start Supplied material

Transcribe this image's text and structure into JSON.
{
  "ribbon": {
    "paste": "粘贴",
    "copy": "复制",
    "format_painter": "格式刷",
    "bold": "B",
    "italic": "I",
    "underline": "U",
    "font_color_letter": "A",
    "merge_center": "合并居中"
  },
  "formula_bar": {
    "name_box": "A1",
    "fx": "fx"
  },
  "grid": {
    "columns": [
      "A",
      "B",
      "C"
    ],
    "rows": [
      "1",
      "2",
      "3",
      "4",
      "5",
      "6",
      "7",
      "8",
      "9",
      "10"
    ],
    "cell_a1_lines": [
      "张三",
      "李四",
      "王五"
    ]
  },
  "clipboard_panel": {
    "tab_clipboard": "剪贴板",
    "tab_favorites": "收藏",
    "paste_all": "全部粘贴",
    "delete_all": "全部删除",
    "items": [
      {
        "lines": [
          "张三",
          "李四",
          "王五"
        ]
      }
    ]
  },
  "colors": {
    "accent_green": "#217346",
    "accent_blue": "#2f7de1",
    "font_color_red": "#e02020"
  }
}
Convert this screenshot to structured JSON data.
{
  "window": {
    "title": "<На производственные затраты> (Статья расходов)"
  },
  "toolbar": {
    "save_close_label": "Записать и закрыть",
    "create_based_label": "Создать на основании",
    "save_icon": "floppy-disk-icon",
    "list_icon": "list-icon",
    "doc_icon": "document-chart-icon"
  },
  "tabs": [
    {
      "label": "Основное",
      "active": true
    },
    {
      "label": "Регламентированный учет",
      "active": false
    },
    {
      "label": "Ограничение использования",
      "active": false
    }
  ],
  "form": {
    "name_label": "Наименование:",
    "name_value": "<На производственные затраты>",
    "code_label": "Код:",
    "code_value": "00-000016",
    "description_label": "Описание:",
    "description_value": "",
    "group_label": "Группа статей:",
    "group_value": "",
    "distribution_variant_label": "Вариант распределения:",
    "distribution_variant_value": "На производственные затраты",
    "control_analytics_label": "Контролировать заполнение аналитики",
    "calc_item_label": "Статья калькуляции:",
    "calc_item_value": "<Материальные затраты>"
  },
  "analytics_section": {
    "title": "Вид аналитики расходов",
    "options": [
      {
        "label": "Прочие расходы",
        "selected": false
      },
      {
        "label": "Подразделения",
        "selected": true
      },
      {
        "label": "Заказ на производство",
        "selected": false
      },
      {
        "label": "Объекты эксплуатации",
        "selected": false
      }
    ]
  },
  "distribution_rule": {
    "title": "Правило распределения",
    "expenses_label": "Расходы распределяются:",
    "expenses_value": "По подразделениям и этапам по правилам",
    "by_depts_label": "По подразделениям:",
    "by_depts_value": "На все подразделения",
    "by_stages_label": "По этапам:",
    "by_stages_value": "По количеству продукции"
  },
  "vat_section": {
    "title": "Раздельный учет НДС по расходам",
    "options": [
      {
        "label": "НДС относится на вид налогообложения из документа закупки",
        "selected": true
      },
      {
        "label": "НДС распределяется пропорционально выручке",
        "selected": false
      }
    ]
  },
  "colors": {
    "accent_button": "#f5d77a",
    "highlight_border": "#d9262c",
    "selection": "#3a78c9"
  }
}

end Supplied material

> [Your goal]: Identify the lines of the data that contain the word "затраты". Copy each of them.

> [Task result]:
    "title": "<На производственные затраты> (Статья расходов)"
    "name_value": "<На производственные затраты>",
    "distribution_variant_value": "На производственные затраты",
    "calc_item_value": "<Материальные затраты>"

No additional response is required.